_Task goal_.
Transcribe every line exactly. Leave the pictures behind.

_Material to process_.

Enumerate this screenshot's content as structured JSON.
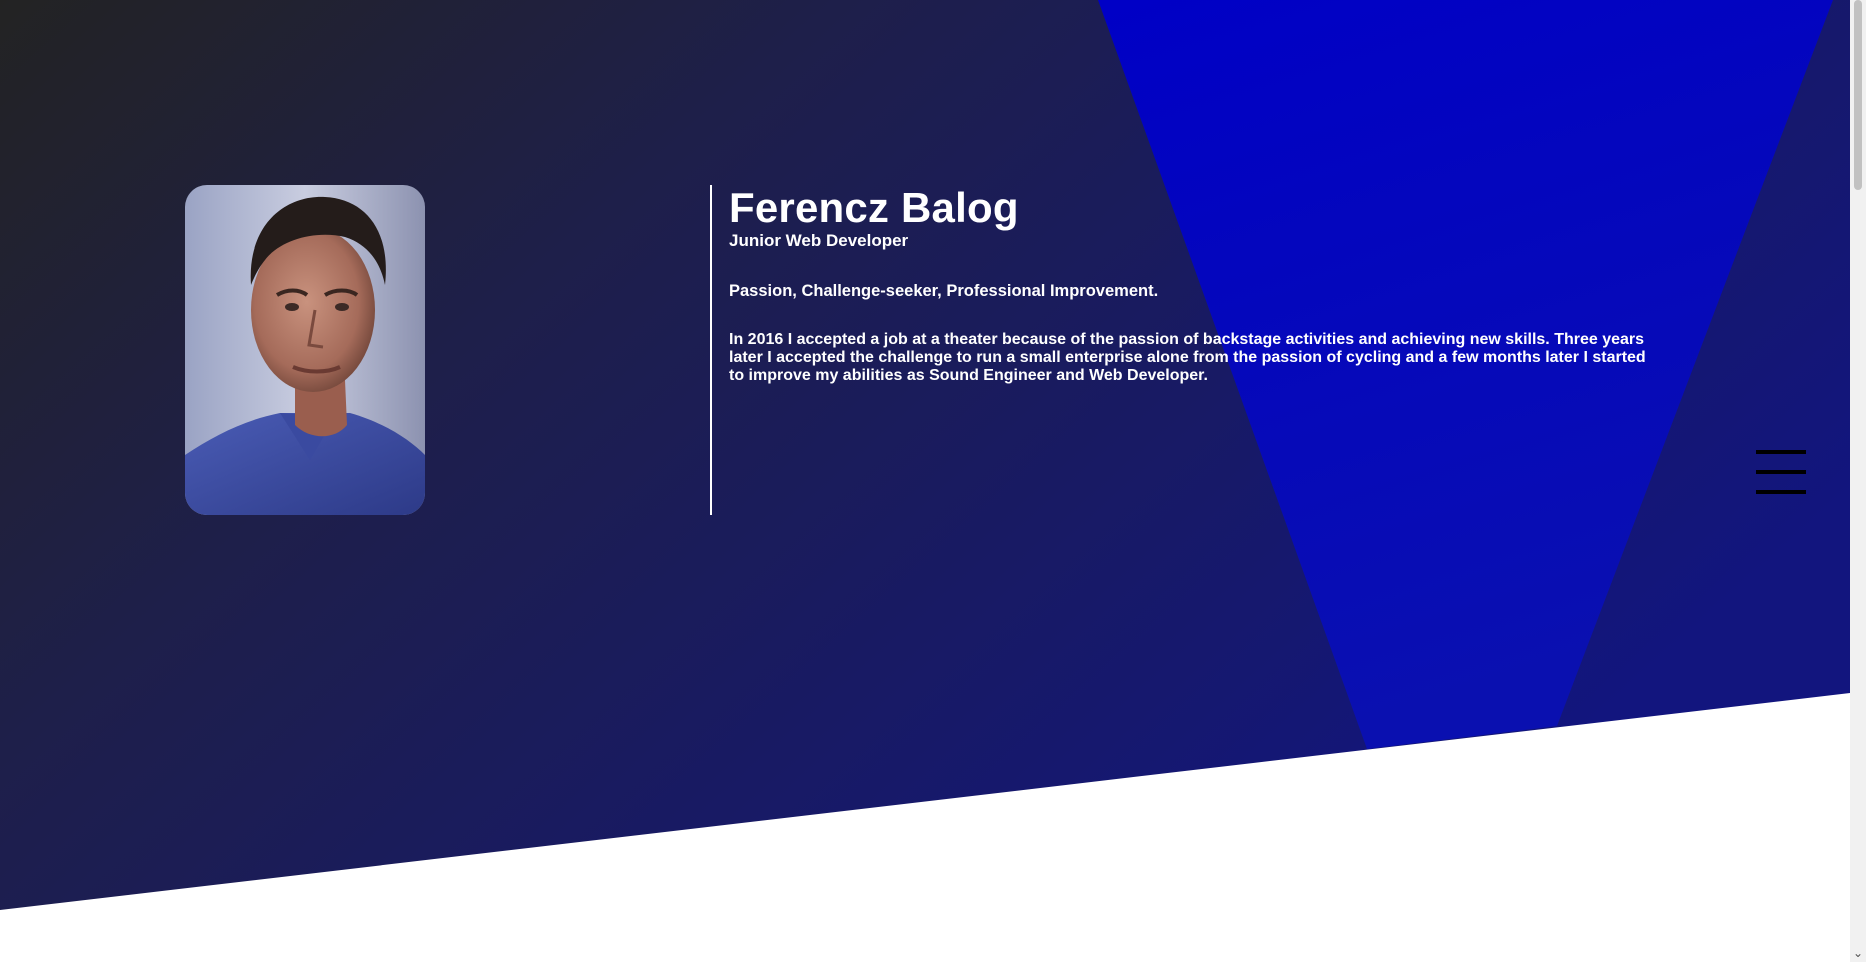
{
  "profile": {
    "name": "Ferencz Balog",
    "role": "Junior Web Developer",
    "tagline": "Passion, Challenge-seeker, Professional Improvement.",
    "bio": "In 2016 I accepted a job at a theater because of the passion of backstage activities and achieving new skills. Three years later I accepted the challenge to run a small enterprise alone from the passion of cycling and a few months later I started to improve my abilities as Sound Engineer and Web Developer."
  },
  "icons": {
    "menu": "hamburger-menu-icon",
    "scroll_down": "chevron-down-icon"
  },
  "scrollbar": {
    "down_glyph": "⌄"
  },
  "colors": {
    "hero_dark": "#232323",
    "hero_navy": "#15177a",
    "accent_blue": "#0000c4",
    "text": "#ffffff",
    "menu_bars": "#000000"
  }
}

_Task solution_.
Enumerate this screenshot's content as structured JSON.
{
  "profile": {
    "name": "Ferencz Balog",
    "role": "Junior Web Developer",
    "tagline": "Passion, Challenge-seeker, Professional Improvement.",
    "bio": "In 2016 I accepted a job at a theater because of the passion of backstage activities and achieving new skills. Three years later I accepted the challenge to run a small enterprise alone from the passion of cycling and a few months later I started to improve my abilities as Sound Engineer and Web Developer."
  },
  "icons": {
    "menu": "hamburger-menu-icon",
    "scroll_down": "chevron-down-icon"
  },
  "scrollbar": {
    "down_glyph": "⌄"
  },
  "colors": {
    "hero_dark": "#232323",
    "hero_navy": "#15177a",
    "accent_blue": "#0000c4",
    "text": "#ffffff",
    "menu_bars": "#000000"
  }
}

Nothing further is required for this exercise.